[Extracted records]
::::

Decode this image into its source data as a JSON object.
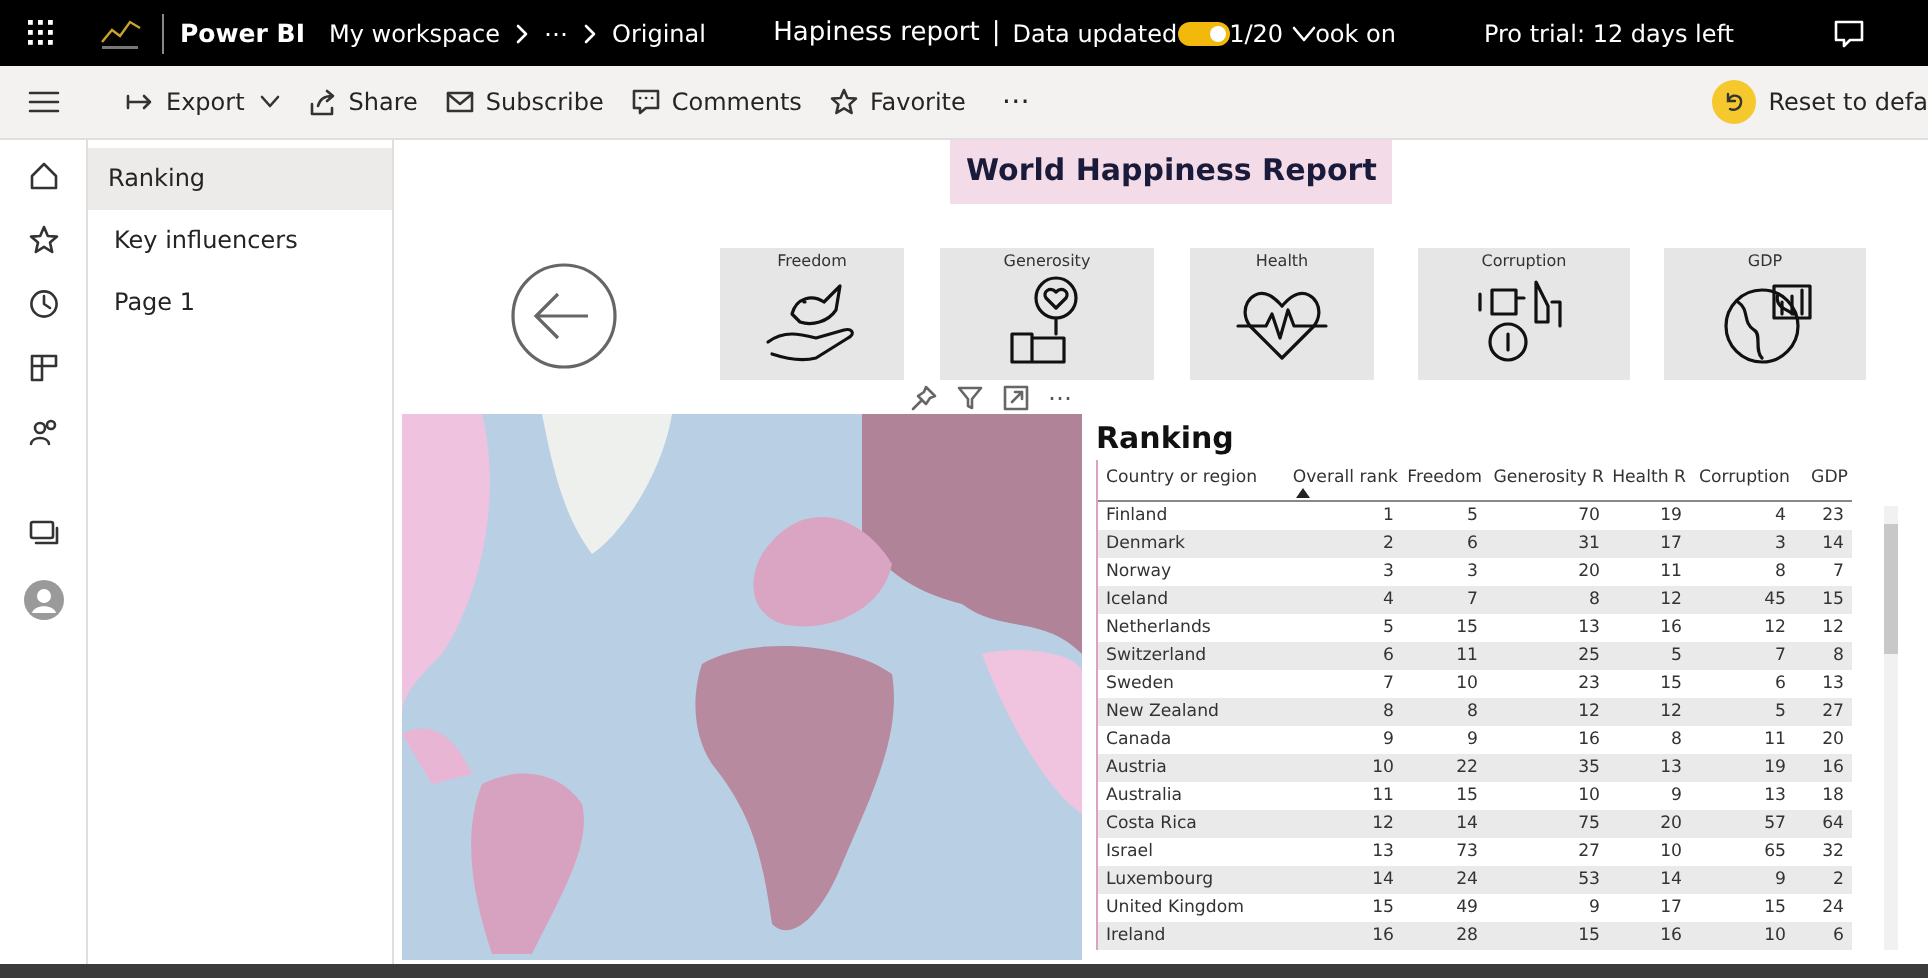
{
  "top_bar": {
    "app_name": "Power BI",
    "breadcrumb": [
      "My workspace",
      "⋯",
      "Original"
    ],
    "report_title": "Hapiness report",
    "separator": "|",
    "data_updated": "Data updated",
    "toggle": {
      "on": true
    },
    "date_fragment": "1/20",
    "view_fragment": "ook on",
    "trial": "Pro trial: 12 days left"
  },
  "toolbar": {
    "items": [
      {
        "kind": "export",
        "label": "Export"
      },
      {
        "kind": "share",
        "label": "Share"
      },
      {
        "kind": "subscribe",
        "label": "Subscribe"
      },
      {
        "kind": "comments",
        "label": "Comments"
      },
      {
        "kind": "favorite",
        "label": "Favorite"
      }
    ],
    "more": "⋯",
    "reset": "Reset to defa"
  },
  "pages": [
    {
      "label": "Ranking",
      "selected": true
    },
    {
      "label": "Key influencers",
      "selected": false
    },
    {
      "label": "Page 1",
      "selected": false
    }
  ],
  "report": {
    "title": "World Happiness Report",
    "tiles": [
      {
        "kind": "freedom",
        "label": "Freedom"
      },
      {
        "kind": "generosity",
        "label": "Generosity"
      },
      {
        "kind": "health",
        "label": "Health"
      },
      {
        "kind": "corruption",
        "label": "Corruption"
      },
      {
        "kind": "gdp",
        "label": "GDP"
      }
    ],
    "visual_header_more": "⋯",
    "table": {
      "title": "Ranking",
      "columns": [
        {
          "label": "Country or region",
          "sorted": false
        },
        {
          "label": "Overall rank",
          "sorted": true
        },
        {
          "label": "Freedom",
          "sorted": false
        },
        {
          "label": "Generosity R",
          "sorted": false
        },
        {
          "label": "Health R",
          "sorted": false
        },
        {
          "label": "Corruption",
          "sorted": false
        },
        {
          "label": "GDP",
          "sorted": false
        }
      ],
      "rows": [
        [
          "Finland",
          "1",
          "5",
          "70",
          "19",
          "4",
          "23"
        ],
        [
          "Denmark",
          "2",
          "6",
          "31",
          "17",
          "3",
          "14"
        ],
        [
          "Norway",
          "3",
          "3",
          "20",
          "11",
          "8",
          "7"
        ],
        [
          "Iceland",
          "4",
          "7",
          "8",
          "12",
          "45",
          "15"
        ],
        [
          "Netherlands",
          "5",
          "15",
          "13",
          "16",
          "12",
          "12"
        ],
        [
          "Switzerland",
          "6",
          "11",
          "25",
          "5",
          "7",
          "8"
        ],
        [
          "Sweden",
          "7",
          "10",
          "23",
          "15",
          "6",
          "13"
        ],
        [
          "New Zealand",
          "8",
          "8",
          "12",
          "12",
          "5",
          "27"
        ],
        [
          "Canada",
          "9",
          "9",
          "16",
          "8",
          "11",
          "20"
        ],
        [
          "Austria",
          "10",
          "22",
          "35",
          "13",
          "19",
          "16"
        ],
        [
          "Australia",
          "11",
          "15",
          "10",
          "9",
          "13",
          "18"
        ],
        [
          "Costa Rica",
          "12",
          "14",
          "75",
          "20",
          "57",
          "64"
        ],
        [
          "Israel",
          "13",
          "73",
          "27",
          "10",
          "65",
          "32"
        ],
        [
          "Luxembourg",
          "14",
          "24",
          "53",
          "14",
          "9",
          "2"
        ],
        [
          "United Kingdom",
          "15",
          "49",
          "9",
          "17",
          "15",
          "24"
        ],
        [
          "Ireland",
          "16",
          "28",
          "15",
          "16",
          "10",
          "6"
        ]
      ]
    }
  }
}
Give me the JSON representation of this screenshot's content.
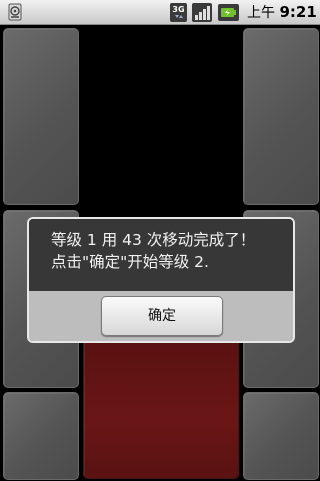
{
  "status_bar": {
    "network_label": "3G",
    "time_prefix": "上午",
    "time": "9:21",
    "icons": [
      "sd-card-icon",
      "3g-icon",
      "signal-icon",
      "battery-charging-icon"
    ]
  },
  "game": {
    "tile_color": "#5c5c5c",
    "target_color": "#621414"
  },
  "dialog": {
    "message_line1": "等级 1 用 43 次移动完成了！",
    "message_line2": "点击\"确定\"开始等级 2.",
    "ok_label": "确定"
  }
}
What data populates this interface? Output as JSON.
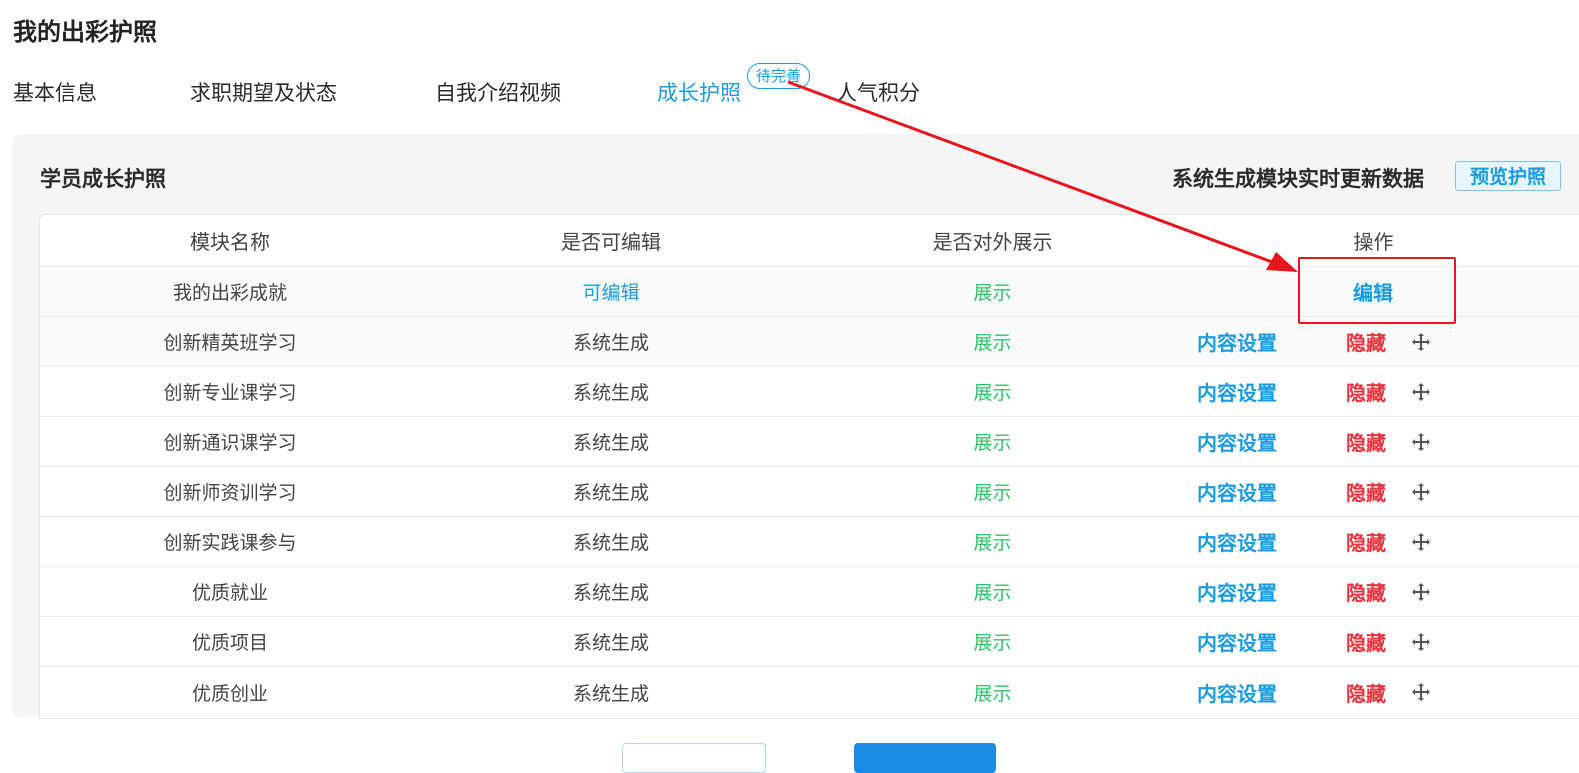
{
  "page_title": "我的出彩护照",
  "tabs": [
    {
      "label": "基本信息",
      "active": false
    },
    {
      "label": "求职期望及状态",
      "active": false
    },
    {
      "label": "自我介绍视频",
      "active": false
    },
    {
      "label": "成长护照",
      "active": true,
      "badge": "待完善"
    },
    {
      "label": "人气积分",
      "active": false
    }
  ],
  "panel": {
    "title": "学员成长护照",
    "note": "系统生成模块实时更新数据",
    "preview_button": "预览护照"
  },
  "table": {
    "headers": [
      "模块名称",
      "是否可编辑",
      "是否对外展示",
      "操作"
    ],
    "rows": [
      {
        "name": "我的出彩成就",
        "editable": "可编辑",
        "display": "展示",
        "actions": [
          "编辑"
        ]
      },
      {
        "name": "创新精英班学习",
        "editable": "系统生成",
        "display": "展示",
        "actions": [
          "内容设置",
          "隐藏"
        ]
      },
      {
        "name": "创新专业课学习",
        "editable": "系统生成",
        "display": "展示",
        "actions": [
          "内容设置",
          "隐藏"
        ]
      },
      {
        "name": "创新通识课学习",
        "editable": "系统生成",
        "display": "展示",
        "actions": [
          "内容设置",
          "隐藏"
        ]
      },
      {
        "name": "创新师资训学习",
        "editable": "系统生成",
        "display": "展示",
        "actions": [
          "内容设置",
          "隐藏"
        ]
      },
      {
        "name": "创新实践课参与",
        "editable": "系统生成",
        "display": "展示",
        "actions": [
          "内容设置",
          "隐藏"
        ]
      },
      {
        "name": "优质就业",
        "editable": "系统生成",
        "display": "展示",
        "actions": [
          "内容设置",
          "隐藏"
        ]
      },
      {
        "name": "优质项目",
        "editable": "系统生成",
        "display": "展示",
        "actions": [
          "内容设置",
          "隐藏"
        ]
      },
      {
        "name": "优质创业",
        "editable": "系统生成",
        "display": "展示",
        "actions": [
          "内容设置",
          "隐藏"
        ]
      }
    ],
    "drag_icon": "move-icon"
  },
  "colors": {
    "accent": "#1a9be0",
    "display_green": "#2ec468",
    "hide_red": "#e8323c",
    "annotation_red": "#e8161c",
    "panel_bg": "#f4f5f7"
  }
}
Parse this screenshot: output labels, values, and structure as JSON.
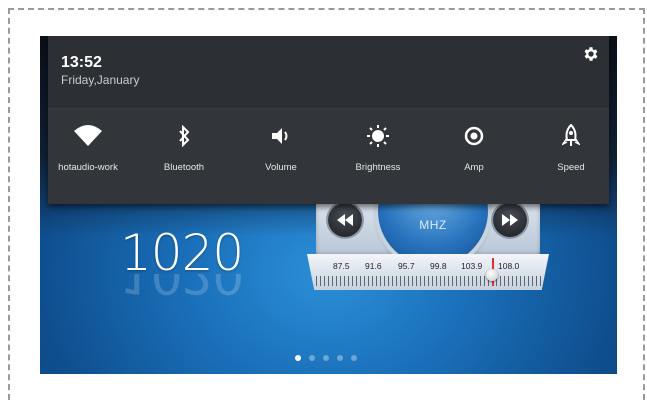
{
  "status": {
    "time": "13:52",
    "date": "Friday,January"
  },
  "quick_settings": {
    "tiles": [
      {
        "label": "hotaudio-work",
        "icon": "wifi-icon"
      },
      {
        "label": "Bluetooth",
        "icon": "bluetooth-icon"
      },
      {
        "label": "Volume",
        "icon": "volume-icon"
      },
      {
        "label": "Brightness",
        "icon": "brightness-icon"
      },
      {
        "label": "Amp",
        "icon": "amp-icon"
      },
      {
        "label": "Speed",
        "icon": "rocket-icon"
      }
    ],
    "settings_icon": "gear-icon"
  },
  "radio": {
    "unit": "MHZ",
    "scale": [
      "87.5",
      "91.6",
      "95.7",
      "99.8",
      "103.9",
      "108.0"
    ]
  },
  "clock_widget": {
    "digits": "1020"
  },
  "pager": {
    "pages": 5,
    "current": 1
  },
  "colors": {
    "panel": "#323539",
    "panel_top": "#2c2f33",
    "background_blue": "#1a6fb9"
  }
}
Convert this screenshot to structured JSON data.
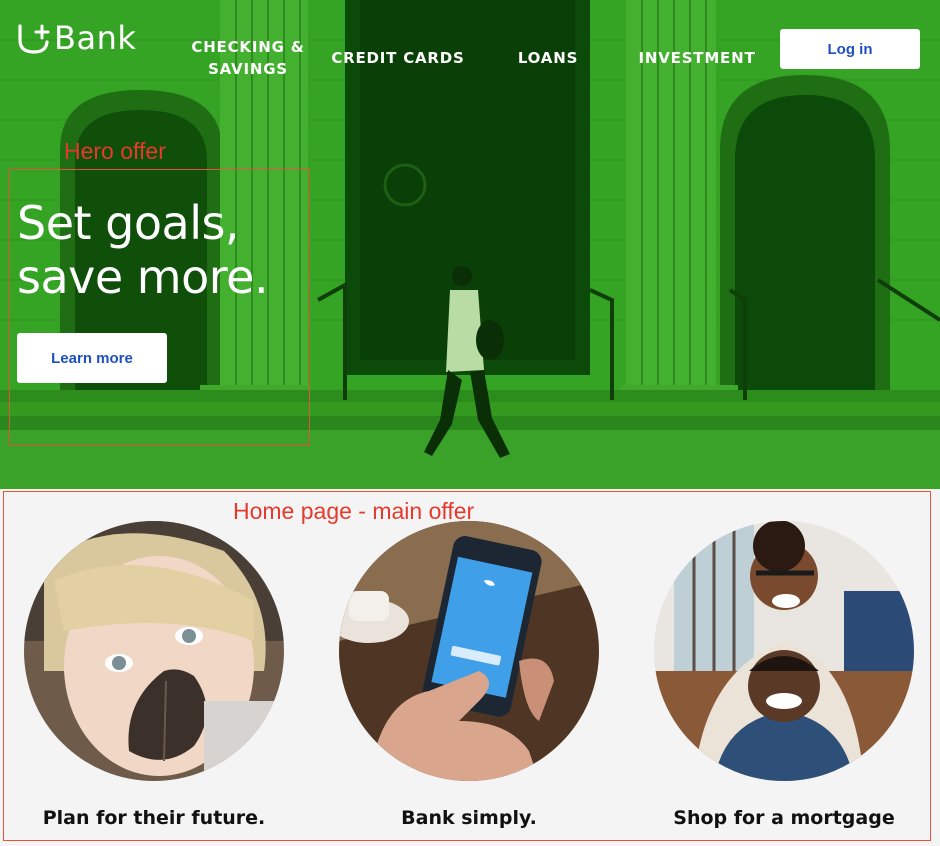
{
  "brand": {
    "name": "Bank",
    "logo_icon": "u-plus-logo-icon"
  },
  "nav": {
    "checking_line1": "CHECKING &",
    "checking_line2": "SAVINGS",
    "credit_cards": "CREDIT CARDS",
    "loans": "LOANS",
    "investment": "INVESTMENT",
    "login": "Log in"
  },
  "hero": {
    "annotation": "Hero offer",
    "heading_line1": "Set goals,",
    "heading_line2": "save more.",
    "cta": "Learn more"
  },
  "offers": {
    "annotation": "Home page - main offer",
    "items": [
      {
        "title": "Plan for their future.",
        "image": "child-with-leaf-photo"
      },
      {
        "title": "Bank simply.",
        "image": "hand-holding-phone-photo"
      },
      {
        "title": "Shop for a mortgage",
        "image": "smiling-couple-photo"
      }
    ]
  },
  "colors": {
    "hero_green": "#2f9a1f",
    "hero_dark_green": "#0c4a09",
    "button_text_blue": "#1f4fc0",
    "annotation_red": "#e53a2e",
    "offers_background": "#f4f4f4"
  }
}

::::

* Given problem *
A line counts if it holds the word "kind". How many lines of the entries count? Give the number only.

* The completed task *
10